**Given information:**
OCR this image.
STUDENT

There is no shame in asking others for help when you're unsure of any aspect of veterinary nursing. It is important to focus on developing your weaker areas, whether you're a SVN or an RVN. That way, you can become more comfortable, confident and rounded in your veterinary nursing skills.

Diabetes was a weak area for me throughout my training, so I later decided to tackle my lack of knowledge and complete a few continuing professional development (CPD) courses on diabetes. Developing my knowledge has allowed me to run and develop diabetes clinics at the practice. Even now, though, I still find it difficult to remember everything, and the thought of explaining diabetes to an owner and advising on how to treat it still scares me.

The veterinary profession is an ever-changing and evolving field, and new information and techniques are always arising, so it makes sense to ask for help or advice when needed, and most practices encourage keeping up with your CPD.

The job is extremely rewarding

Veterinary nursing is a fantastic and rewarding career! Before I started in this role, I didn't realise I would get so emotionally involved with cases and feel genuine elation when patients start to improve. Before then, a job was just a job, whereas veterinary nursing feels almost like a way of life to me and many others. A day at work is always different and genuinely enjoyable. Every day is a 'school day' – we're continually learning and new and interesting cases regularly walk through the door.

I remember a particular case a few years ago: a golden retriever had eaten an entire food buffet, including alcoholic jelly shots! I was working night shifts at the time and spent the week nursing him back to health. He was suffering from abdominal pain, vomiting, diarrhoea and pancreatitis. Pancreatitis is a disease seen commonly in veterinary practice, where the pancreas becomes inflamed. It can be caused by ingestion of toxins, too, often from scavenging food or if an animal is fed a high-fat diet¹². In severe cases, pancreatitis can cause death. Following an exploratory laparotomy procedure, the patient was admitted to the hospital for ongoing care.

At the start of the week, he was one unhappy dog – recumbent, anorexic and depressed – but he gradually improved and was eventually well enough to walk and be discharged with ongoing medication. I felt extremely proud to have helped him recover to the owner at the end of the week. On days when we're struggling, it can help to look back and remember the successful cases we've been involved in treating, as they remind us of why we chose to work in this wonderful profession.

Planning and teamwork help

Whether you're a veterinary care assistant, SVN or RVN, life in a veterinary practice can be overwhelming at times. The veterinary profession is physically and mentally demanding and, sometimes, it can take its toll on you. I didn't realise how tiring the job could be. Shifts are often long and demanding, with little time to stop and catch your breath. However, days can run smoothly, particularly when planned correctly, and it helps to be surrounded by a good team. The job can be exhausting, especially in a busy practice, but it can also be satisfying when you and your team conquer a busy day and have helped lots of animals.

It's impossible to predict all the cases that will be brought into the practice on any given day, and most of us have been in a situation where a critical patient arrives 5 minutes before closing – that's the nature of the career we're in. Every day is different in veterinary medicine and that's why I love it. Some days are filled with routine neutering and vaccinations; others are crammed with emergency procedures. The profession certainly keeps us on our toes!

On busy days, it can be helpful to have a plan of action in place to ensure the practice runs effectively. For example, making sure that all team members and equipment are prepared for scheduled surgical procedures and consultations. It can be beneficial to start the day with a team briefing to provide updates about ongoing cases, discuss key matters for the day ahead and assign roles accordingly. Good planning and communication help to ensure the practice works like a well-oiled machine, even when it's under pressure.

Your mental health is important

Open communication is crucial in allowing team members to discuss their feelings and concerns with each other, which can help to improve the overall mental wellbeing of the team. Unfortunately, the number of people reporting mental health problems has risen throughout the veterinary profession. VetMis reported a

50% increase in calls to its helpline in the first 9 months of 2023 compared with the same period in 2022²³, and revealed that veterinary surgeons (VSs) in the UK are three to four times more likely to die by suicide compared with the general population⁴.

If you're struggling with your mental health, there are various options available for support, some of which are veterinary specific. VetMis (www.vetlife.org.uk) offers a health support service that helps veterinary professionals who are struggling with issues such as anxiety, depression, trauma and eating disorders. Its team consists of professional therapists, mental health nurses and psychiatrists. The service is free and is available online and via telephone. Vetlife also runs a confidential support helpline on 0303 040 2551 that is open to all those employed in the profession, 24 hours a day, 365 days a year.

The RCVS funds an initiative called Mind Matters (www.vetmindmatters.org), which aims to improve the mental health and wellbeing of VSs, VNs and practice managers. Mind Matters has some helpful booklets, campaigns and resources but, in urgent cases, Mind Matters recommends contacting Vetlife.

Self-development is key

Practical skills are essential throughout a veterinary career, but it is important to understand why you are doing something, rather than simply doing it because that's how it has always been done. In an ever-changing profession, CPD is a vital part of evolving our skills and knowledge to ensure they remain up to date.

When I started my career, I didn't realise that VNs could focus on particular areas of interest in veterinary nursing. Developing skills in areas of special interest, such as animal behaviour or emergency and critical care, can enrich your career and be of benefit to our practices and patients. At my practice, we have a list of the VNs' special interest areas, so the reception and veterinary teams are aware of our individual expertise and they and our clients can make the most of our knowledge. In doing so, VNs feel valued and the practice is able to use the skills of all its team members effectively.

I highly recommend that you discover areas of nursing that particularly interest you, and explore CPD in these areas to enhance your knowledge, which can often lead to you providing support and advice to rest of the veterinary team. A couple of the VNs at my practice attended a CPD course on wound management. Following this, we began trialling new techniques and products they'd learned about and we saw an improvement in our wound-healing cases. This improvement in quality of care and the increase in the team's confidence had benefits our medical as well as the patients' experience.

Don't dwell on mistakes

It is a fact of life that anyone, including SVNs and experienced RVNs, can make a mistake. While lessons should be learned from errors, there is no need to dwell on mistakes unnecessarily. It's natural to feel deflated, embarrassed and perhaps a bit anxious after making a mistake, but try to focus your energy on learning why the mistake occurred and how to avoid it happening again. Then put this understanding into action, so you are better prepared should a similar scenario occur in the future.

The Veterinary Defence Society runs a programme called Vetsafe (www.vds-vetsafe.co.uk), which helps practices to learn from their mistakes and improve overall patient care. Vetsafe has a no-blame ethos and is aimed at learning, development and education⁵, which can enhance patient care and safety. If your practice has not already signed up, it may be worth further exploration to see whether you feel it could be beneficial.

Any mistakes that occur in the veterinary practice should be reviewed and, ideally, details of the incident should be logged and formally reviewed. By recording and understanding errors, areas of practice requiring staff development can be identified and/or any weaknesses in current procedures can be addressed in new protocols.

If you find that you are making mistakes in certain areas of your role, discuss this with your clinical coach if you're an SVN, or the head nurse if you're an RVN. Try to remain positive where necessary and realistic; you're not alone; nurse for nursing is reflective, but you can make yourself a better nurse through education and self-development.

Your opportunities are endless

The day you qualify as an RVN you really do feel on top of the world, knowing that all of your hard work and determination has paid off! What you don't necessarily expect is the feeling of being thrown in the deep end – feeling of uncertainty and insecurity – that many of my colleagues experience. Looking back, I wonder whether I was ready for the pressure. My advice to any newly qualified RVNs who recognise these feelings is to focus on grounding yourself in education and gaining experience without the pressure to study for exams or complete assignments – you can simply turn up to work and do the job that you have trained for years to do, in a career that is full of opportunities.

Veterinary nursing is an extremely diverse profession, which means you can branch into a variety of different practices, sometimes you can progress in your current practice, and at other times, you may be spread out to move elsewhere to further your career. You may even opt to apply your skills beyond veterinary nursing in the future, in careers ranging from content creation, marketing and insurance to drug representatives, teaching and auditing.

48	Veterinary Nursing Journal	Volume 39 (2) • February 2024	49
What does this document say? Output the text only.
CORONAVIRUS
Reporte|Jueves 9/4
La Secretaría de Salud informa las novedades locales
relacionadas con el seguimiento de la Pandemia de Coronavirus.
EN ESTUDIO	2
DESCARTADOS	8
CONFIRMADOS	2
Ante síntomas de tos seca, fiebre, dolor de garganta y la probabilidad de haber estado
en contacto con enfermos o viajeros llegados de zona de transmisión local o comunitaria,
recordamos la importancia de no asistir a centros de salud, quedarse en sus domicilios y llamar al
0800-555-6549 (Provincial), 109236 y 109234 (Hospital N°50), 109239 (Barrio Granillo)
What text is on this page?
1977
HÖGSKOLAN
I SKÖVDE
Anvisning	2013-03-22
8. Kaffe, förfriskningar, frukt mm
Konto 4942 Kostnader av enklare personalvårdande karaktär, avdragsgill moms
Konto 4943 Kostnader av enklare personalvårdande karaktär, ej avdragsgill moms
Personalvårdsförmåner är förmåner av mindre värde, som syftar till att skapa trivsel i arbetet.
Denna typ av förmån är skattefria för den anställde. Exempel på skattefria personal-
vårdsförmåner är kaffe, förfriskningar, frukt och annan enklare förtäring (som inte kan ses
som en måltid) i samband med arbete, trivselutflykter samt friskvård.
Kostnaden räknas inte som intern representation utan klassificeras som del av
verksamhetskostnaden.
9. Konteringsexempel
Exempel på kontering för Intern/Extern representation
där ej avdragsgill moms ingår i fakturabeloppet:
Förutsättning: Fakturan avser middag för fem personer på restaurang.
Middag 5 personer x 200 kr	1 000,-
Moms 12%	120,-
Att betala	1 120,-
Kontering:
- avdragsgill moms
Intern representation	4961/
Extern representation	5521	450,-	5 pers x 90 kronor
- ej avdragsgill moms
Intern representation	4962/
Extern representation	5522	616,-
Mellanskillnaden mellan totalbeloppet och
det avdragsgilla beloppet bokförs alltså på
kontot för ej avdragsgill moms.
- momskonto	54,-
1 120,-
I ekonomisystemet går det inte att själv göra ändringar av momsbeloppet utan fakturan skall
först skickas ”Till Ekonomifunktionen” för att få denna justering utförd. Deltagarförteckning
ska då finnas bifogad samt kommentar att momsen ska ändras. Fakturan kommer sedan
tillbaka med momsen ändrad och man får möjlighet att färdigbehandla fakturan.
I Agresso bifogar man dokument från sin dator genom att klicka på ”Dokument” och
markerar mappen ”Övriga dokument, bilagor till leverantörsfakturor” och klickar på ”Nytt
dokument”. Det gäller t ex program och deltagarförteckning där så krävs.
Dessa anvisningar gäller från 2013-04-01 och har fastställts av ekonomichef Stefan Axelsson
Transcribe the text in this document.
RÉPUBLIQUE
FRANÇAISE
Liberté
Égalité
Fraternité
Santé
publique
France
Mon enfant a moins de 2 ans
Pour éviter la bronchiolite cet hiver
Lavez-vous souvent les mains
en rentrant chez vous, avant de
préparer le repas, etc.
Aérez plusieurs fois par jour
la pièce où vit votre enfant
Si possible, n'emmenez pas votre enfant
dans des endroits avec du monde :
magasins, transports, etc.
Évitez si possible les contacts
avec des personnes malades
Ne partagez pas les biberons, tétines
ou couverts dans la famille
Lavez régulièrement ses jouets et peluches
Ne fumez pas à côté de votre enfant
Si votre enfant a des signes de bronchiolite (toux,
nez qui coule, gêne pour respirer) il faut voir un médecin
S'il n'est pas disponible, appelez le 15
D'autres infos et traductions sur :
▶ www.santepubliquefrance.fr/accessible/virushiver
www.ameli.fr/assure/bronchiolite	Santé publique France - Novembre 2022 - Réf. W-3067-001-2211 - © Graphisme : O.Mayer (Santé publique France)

**Problem requirements:**
Whenever a line of the records above contains the word "vous", it counts toward the total; give that total alone.

**Exercise result:**
2